_The request_
Please quote the material exactly, every line of it.
[Data entries start]
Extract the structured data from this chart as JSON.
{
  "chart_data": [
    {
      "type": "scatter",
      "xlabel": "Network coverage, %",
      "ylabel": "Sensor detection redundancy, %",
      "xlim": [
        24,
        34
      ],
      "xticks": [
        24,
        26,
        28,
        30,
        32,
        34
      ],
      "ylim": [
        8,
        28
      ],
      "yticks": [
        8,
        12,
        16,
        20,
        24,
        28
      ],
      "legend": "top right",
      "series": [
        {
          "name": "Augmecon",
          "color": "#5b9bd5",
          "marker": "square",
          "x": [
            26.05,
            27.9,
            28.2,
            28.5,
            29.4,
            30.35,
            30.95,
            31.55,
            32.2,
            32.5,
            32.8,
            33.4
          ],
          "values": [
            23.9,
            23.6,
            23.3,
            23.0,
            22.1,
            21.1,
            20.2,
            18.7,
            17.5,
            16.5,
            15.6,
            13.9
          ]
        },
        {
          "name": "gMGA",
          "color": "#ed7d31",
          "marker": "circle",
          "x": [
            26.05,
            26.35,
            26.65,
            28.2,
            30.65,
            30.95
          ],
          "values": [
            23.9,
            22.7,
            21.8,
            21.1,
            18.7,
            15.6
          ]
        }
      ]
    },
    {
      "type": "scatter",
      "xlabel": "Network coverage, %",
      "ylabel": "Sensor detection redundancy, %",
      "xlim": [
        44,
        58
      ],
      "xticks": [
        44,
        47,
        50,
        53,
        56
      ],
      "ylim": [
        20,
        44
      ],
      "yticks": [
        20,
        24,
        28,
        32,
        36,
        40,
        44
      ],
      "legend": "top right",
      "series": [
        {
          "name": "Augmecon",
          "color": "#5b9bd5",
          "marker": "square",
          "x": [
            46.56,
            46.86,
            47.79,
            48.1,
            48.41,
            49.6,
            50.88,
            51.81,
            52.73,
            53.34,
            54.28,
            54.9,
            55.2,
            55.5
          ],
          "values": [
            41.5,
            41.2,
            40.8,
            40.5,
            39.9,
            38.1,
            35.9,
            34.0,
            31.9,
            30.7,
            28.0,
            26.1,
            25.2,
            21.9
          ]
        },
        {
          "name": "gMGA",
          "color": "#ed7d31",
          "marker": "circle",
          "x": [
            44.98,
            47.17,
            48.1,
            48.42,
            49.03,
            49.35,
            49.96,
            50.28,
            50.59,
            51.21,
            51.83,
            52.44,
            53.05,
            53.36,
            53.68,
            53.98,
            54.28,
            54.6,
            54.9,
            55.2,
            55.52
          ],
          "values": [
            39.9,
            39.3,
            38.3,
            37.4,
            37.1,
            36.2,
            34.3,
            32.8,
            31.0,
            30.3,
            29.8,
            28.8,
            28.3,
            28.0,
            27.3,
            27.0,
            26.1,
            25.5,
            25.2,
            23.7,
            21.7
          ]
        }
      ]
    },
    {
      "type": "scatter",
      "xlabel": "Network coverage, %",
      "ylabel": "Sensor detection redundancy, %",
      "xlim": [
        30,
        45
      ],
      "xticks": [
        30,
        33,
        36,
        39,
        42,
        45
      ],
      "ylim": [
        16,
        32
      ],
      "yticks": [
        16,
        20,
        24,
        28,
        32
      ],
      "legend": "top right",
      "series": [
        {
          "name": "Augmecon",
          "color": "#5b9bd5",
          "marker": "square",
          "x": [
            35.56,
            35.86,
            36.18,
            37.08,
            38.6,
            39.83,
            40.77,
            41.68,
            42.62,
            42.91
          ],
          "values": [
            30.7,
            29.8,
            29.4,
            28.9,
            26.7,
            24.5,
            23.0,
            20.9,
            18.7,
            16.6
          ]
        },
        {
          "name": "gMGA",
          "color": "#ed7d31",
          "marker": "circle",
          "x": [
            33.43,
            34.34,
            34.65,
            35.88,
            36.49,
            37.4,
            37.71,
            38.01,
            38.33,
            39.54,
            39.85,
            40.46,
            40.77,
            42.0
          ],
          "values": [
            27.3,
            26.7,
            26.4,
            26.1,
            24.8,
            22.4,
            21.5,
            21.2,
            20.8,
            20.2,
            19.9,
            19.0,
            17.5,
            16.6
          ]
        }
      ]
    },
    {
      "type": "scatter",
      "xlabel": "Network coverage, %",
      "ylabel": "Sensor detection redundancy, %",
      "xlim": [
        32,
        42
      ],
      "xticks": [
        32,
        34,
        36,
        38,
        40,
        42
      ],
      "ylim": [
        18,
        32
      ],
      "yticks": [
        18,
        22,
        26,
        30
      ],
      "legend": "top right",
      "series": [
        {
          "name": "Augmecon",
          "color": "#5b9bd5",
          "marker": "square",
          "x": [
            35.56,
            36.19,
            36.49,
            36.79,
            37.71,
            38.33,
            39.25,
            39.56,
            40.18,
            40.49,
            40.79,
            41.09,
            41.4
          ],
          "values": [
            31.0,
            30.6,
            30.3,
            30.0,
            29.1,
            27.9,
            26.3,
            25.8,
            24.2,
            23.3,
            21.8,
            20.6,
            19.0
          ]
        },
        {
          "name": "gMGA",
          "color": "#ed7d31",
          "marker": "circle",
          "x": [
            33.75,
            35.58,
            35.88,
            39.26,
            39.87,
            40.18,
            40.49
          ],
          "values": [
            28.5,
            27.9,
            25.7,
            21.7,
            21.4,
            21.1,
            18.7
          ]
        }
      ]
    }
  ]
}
[Data entries end]
_Expected output_
Extract the structured data from this chart as JSON.
{
  "chart_data": [
    {
      "type": "scatter",
      "xlabel": "Network coverage, %",
      "ylabel": "Sensor detection redundancy, %",
      "xlim": [
        24,
        34
      ],
      "xticks": [
        24,
        26,
        28,
        30,
        32,
        34
      ],
      "ylim": [
        8,
        28
      ],
      "yticks": [
        8,
        12,
        16,
        20,
        24,
        28
      ],
      "legend": "top right",
      "series": [
        {
          "name": "Augmecon",
          "color": "#5b9bd5",
          "marker": "square",
          "x": [
            26.05,
            27.9,
            28.2,
            28.5,
            29.4,
            30.35,
            30.95,
            31.55,
            32.2,
            32.5,
            32.8,
            33.4
          ],
          "values": [
            23.9,
            23.6,
            23.3,
            23.0,
            22.1,
            21.1,
            20.2,
            18.7,
            17.5,
            16.5,
            15.6,
            13.9
          ]
        },
        {
          "name": "gMGA",
          "color": "#ed7d31",
          "marker": "circle",
          "x": [
            26.05,
            26.35,
            26.65,
            28.2,
            30.65,
            30.95
          ],
          "values": [
            23.9,
            22.7,
            21.8,
            21.1,
            18.7,
            15.6
          ]
        }
      ]
    },
    {
      "type": "scatter",
      "xlabel": "Network coverage, %",
      "ylabel": "Sensor detection redundancy, %",
      "xlim": [
        44,
        58
      ],
      "xticks": [
        44,
        47,
        50,
        53,
        56
      ],
      "ylim": [
        20,
        44
      ],
      "yticks": [
        20,
        24,
        28,
        32,
        36,
        40,
        44
      ],
      "legend": "top right",
      "series": [
        {
          "name": "Augmecon",
          "color": "#5b9bd5",
          "marker": "square",
          "x": [
            46.56,
            46.86,
            47.79,
            48.1,
            48.41,
            49.6,
            50.88,
            51.81,
            52.73,
            53.34,
            54.28,
            54.9,
            55.2,
            55.5
          ],
          "values": [
            41.5,
            41.2,
            40.8,
            40.5,
            39.9,
            38.1,
            35.9,
            34.0,
            31.9,
            30.7,
            28.0,
            26.1,
            25.2,
            21.9
          ]
        },
        {
          "name": "gMGA",
          "color": "#ed7d31",
          "marker": "circle",
          "x": [
            44.98,
            47.17,
            48.1,
            48.42,
            49.03,
            49.35,
            49.96,
            50.28,
            50.59,
            51.21,
            51.83,
            52.44,
            53.05,
            53.36,
            53.68,
            53.98,
            54.28,
            54.6,
            54.9,
            55.2,
            55.52
          ],
          "values": [
            39.9,
            39.3,
            38.3,
            37.4,
            37.1,
            36.2,
            34.3,
            32.8,
            31.0,
            30.3,
            29.8,
            28.8,
            28.3,
            28.0,
            27.3,
            27.0,
            26.1,
            25.5,
            25.2,
            23.7,
            21.7
          ]
        }
      ]
    },
    {
      "type": "scatter",
      "xlabel": "Network coverage, %",
      "ylabel": "Sensor detection redundancy, %",
      "xlim": [
        30,
        45
      ],
      "xticks": [
        30,
        33,
        36,
        39,
        42,
        45
      ],
      "ylim": [
        16,
        32
      ],
      "yticks": [
        16,
        20,
        24,
        28,
        32
      ],
      "legend": "top right",
      "series": [
        {
          "name": "Augmecon",
          "color": "#5b9bd5",
          "marker": "square",
          "x": [
            35.56,
            35.86,
            36.18,
            37.08,
            38.6,
            39.83,
            40.77,
            41.68,
            42.62,
            42.91
          ],
          "values": [
            30.7,
            29.8,
            29.4,
            28.9,
            26.7,
            24.5,
            23.0,
            20.9,
            18.7,
            16.6
          ]
        },
        {
          "name": "gMGA",
          "color": "#ed7d31",
          "marker": "circle",
          "x": [
            33.43,
            34.34,
            34.65,
            35.88,
            36.49,
            37.4,
            37.71,
            38.01,
            38.33,
            39.54,
            39.85,
            40.46,
            40.77,
            42.0
          ],
          "values": [
            27.3,
            26.7,
            26.4,
            26.1,
            24.8,
            22.4,
            21.5,
            21.2,
            20.8,
            20.2,
            19.9,
            19.0,
            17.5,
            16.6
          ]
        }
      ]
    },
    {
      "type": "scatter",
      "xlabel": "Network coverage, %",
      "ylabel": "Sensor detection redundancy, %",
      "xlim": [
        32,
        42
      ],
      "xticks": [
        32,
        34,
        36,
        38,
        40,
        42
      ],
      "ylim": [
        18,
        32
      ],
      "yticks": [
        18,
        22,
        26,
        30
      ],
      "legend": "top right",
      "series": [
        {
          "name": "Augmecon",
          "color": "#5b9bd5",
          "marker": "square",
          "x": [
            35.56,
            36.19,
            36.49,
            36.79,
            37.71,
            38.33,
            39.25,
            39.56,
            40.18,
            40.49,
            40.79,
            41.09,
            41.4
          ],
          "values": [
            31.0,
            30.6,
            30.3,
            30.0,
            29.1,
            27.9,
            26.3,
            25.8,
            24.2,
            23.3,
            21.8,
            20.6,
            19.0
          ]
        },
        {
          "name": "gMGA",
          "color": "#ed7d31",
          "marker": "circle",
          "x": [
            33.75,
            35.58,
            35.88,
            39.26,
            39.87,
            40.18,
            40.49
          ],
          "values": [
            28.5,
            27.9,
            25.7,
            21.7,
            21.4,
            21.1,
            18.7
          ]
        }
      ]
    }
  ]
}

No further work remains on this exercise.